== SOURCE MATERIAL

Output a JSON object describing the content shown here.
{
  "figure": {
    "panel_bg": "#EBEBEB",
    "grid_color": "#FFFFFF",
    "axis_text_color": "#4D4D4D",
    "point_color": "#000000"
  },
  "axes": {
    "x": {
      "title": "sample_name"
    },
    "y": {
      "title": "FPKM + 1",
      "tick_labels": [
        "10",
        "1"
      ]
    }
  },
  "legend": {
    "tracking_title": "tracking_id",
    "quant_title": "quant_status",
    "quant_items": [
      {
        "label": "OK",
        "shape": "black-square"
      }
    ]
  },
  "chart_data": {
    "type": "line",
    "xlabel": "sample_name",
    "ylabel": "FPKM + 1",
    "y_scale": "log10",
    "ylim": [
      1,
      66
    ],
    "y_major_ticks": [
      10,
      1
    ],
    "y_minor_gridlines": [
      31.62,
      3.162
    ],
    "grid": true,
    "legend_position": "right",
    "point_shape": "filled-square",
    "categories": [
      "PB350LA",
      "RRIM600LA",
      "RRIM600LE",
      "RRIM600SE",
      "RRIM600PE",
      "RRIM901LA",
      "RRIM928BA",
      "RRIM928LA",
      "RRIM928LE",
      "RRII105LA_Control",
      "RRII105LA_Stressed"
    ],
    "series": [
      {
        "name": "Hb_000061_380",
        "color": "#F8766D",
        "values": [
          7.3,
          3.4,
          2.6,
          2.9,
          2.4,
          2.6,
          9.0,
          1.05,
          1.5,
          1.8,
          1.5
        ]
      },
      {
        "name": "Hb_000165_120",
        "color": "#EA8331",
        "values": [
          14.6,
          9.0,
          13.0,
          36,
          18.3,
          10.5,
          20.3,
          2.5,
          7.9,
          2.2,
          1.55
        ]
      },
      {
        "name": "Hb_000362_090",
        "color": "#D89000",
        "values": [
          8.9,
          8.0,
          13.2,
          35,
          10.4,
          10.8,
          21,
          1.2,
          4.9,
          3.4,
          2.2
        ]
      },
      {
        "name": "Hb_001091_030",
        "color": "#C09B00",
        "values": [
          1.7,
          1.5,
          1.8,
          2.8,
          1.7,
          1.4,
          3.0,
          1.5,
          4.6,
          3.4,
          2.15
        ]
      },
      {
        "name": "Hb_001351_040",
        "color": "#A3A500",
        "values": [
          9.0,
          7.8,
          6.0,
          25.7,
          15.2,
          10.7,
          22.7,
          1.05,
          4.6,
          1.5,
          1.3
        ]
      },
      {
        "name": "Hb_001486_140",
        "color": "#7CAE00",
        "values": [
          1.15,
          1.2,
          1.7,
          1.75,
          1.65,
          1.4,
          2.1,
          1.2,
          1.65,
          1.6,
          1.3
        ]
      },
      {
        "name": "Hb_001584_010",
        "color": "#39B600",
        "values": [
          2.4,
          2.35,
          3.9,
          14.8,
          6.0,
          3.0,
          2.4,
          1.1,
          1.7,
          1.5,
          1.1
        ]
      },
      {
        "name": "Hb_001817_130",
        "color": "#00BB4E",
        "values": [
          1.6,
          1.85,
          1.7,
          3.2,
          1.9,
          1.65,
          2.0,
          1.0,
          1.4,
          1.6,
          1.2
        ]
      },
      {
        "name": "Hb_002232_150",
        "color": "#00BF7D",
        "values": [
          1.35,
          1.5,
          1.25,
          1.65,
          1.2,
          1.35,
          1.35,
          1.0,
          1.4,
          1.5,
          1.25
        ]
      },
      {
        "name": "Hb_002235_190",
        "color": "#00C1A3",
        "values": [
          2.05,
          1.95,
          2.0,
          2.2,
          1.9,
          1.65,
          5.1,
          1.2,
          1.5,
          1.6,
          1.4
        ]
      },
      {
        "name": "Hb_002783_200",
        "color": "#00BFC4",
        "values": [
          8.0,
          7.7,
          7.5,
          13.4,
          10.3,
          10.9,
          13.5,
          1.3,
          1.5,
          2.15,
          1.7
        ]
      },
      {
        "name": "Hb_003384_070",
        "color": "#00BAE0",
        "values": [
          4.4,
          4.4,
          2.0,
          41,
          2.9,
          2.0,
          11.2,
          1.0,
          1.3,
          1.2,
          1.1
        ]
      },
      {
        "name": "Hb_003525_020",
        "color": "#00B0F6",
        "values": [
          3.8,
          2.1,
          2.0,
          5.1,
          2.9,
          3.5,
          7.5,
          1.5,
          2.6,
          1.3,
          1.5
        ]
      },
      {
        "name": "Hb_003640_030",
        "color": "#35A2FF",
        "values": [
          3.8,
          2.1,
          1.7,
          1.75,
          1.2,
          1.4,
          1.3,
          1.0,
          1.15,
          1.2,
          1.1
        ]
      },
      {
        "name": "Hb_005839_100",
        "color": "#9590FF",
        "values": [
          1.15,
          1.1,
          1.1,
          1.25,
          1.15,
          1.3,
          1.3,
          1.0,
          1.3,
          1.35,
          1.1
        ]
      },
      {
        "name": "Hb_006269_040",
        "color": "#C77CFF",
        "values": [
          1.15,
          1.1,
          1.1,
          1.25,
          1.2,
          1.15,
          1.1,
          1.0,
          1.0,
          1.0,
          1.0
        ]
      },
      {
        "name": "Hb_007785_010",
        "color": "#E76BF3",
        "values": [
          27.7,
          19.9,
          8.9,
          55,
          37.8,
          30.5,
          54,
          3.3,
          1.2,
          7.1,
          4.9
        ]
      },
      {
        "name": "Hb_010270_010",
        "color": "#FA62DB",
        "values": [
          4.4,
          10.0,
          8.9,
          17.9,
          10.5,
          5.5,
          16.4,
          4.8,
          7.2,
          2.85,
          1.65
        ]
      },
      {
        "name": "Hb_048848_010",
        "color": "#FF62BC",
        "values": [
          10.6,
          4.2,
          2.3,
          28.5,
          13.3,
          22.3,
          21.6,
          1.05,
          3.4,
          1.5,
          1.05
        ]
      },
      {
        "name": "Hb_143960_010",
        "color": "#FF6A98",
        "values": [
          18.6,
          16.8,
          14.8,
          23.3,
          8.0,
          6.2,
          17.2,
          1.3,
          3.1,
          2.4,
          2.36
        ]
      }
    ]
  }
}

====

STATED TASK. Repeat the records above in full, character for character.

ANSWER FOR THIS EXERCISE.
Output a JSON object describing the content shown here.
{
  "figure": {
    "panel_bg": "#EBEBEB",
    "grid_color": "#FFFFFF",
    "axis_text_color": "#4D4D4D",
    "point_color": "#000000"
  },
  "axes": {
    "x": {
      "title": "sample_name"
    },
    "y": {
      "title": "FPKM + 1",
      "tick_labels": [
        "10",
        "1"
      ]
    }
  },
  "legend": {
    "tracking_title": "tracking_id",
    "quant_title": "quant_status",
    "quant_items": [
      {
        "label": "OK",
        "shape": "black-square"
      }
    ]
  },
  "chart_data": {
    "type": "line",
    "xlabel": "sample_name",
    "ylabel": "FPKM + 1",
    "y_scale": "log10",
    "ylim": [
      1,
      66
    ],
    "y_major_ticks": [
      10,
      1
    ],
    "y_minor_gridlines": [
      31.62,
      3.162
    ],
    "grid": true,
    "legend_position": "right",
    "point_shape": "filled-square",
    "categories": [
      "PB350LA",
      "RRIM600LA",
      "RRIM600LE",
      "RRIM600SE",
      "RRIM600PE",
      "RRIM901LA",
      "RRIM928BA",
      "RRIM928LA",
      "RRIM928LE",
      "RRII105LA_Control",
      "RRII105LA_Stressed"
    ],
    "series": [
      {
        "name": "Hb_000061_380",
        "color": "#F8766D",
        "values": [
          7.3,
          3.4,
          2.6,
          2.9,
          2.4,
          2.6,
          9.0,
          1.05,
          1.5,
          1.8,
          1.5
        ]
      },
      {
        "name": "Hb_000165_120",
        "color": "#EA8331",
        "values": [
          14.6,
          9.0,
          13.0,
          36,
          18.3,
          10.5,
          20.3,
          2.5,
          7.9,
          2.2,
          1.55
        ]
      },
      {
        "name": "Hb_000362_090",
        "color": "#D89000",
        "values": [
          8.9,
          8.0,
          13.2,
          35,
          10.4,
          10.8,
          21,
          1.2,
          4.9,
          3.4,
          2.2
        ]
      },
      {
        "name": "Hb_001091_030",
        "color": "#C09B00",
        "values": [
          1.7,
          1.5,
          1.8,
          2.8,
          1.7,
          1.4,
          3.0,
          1.5,
          4.6,
          3.4,
          2.15
        ]
      },
      {
        "name": "Hb_001351_040",
        "color": "#A3A500",
        "values": [
          9.0,
          7.8,
          6.0,
          25.7,
          15.2,
          10.7,
          22.7,
          1.05,
          4.6,
          1.5,
          1.3
        ]
      },
      {
        "name": "Hb_001486_140",
        "color": "#7CAE00",
        "values": [
          1.15,
          1.2,
          1.7,
          1.75,
          1.65,
          1.4,
          2.1,
          1.2,
          1.65,
          1.6,
          1.3
        ]
      },
      {
        "name": "Hb_001584_010",
        "color": "#39B600",
        "values": [
          2.4,
          2.35,
          3.9,
          14.8,
          6.0,
          3.0,
          2.4,
          1.1,
          1.7,
          1.5,
          1.1
        ]
      },
      {
        "name": "Hb_001817_130",
        "color": "#00BB4E",
        "values": [
          1.6,
          1.85,
          1.7,
          3.2,
          1.9,
          1.65,
          2.0,
          1.0,
          1.4,
          1.6,
          1.2
        ]
      },
      {
        "name": "Hb_002232_150",
        "color": "#00BF7D",
        "values": [
          1.35,
          1.5,
          1.25,
          1.65,
          1.2,
          1.35,
          1.35,
          1.0,
          1.4,
          1.5,
          1.25
        ]
      },
      {
        "name": "Hb_002235_190",
        "color": "#00C1A3",
        "values": [
          2.05,
          1.95,
          2.0,
          2.2,
          1.9,
          1.65,
          5.1,
          1.2,
          1.5,
          1.6,
          1.4
        ]
      },
      {
        "name": "Hb_002783_200",
        "color": "#00BFC4",
        "values": [
          8.0,
          7.7,
          7.5,
          13.4,
          10.3,
          10.9,
          13.5,
          1.3,
          1.5,
          2.15,
          1.7
        ]
      },
      {
        "name": "Hb_003384_070",
        "color": "#00BAE0",
        "values": [
          4.4,
          4.4,
          2.0,
          41,
          2.9,
          2.0,
          11.2,
          1.0,
          1.3,
          1.2,
          1.1
        ]
      },
      {
        "name": "Hb_003525_020",
        "color": "#00B0F6",
        "values": [
          3.8,
          2.1,
          2.0,
          5.1,
          2.9,
          3.5,
          7.5,
          1.5,
          2.6,
          1.3,
          1.5
        ]
      },
      {
        "name": "Hb_003640_030",
        "color": "#35A2FF",
        "values": [
          3.8,
          2.1,
          1.7,
          1.75,
          1.2,
          1.4,
          1.3,
          1.0,
          1.15,
          1.2,
          1.1
        ]
      },
      {
        "name": "Hb_005839_100",
        "color": "#9590FF",
        "values": [
          1.15,
          1.1,
          1.1,
          1.25,
          1.15,
          1.3,
          1.3,
          1.0,
          1.3,
          1.35,
          1.1
        ]
      },
      {
        "name": "Hb_006269_040",
        "color": "#C77CFF",
        "values": [
          1.15,
          1.1,
          1.1,
          1.25,
          1.2,
          1.15,
          1.1,
          1.0,
          1.0,
          1.0,
          1.0
        ]
      },
      {
        "name": "Hb_007785_010",
        "color": "#E76BF3",
        "values": [
          27.7,
          19.9,
          8.9,
          55,
          37.8,
          30.5,
          54,
          3.3,
          1.2,
          7.1,
          4.9
        ]
      },
      {
        "name": "Hb_010270_010",
        "color": "#FA62DB",
        "values": [
          4.4,
          10.0,
          8.9,
          17.9,
          10.5,
          5.5,
          16.4,
          4.8,
          7.2,
          2.85,
          1.65
        ]
      },
      {
        "name": "Hb_048848_010",
        "color": "#FF62BC",
        "values": [
          10.6,
          4.2,
          2.3,
          28.5,
          13.3,
          22.3,
          21.6,
          1.05,
          3.4,
          1.5,
          1.05
        ]
      },
      {
        "name": "Hb_143960_010",
        "color": "#FF6A98",
        "values": [
          18.6,
          16.8,
          14.8,
          23.3,
          8.0,
          6.2,
          17.2,
          1.3,
          3.1,
          2.4,
          2.36
        ]
      }
    ]
  }
}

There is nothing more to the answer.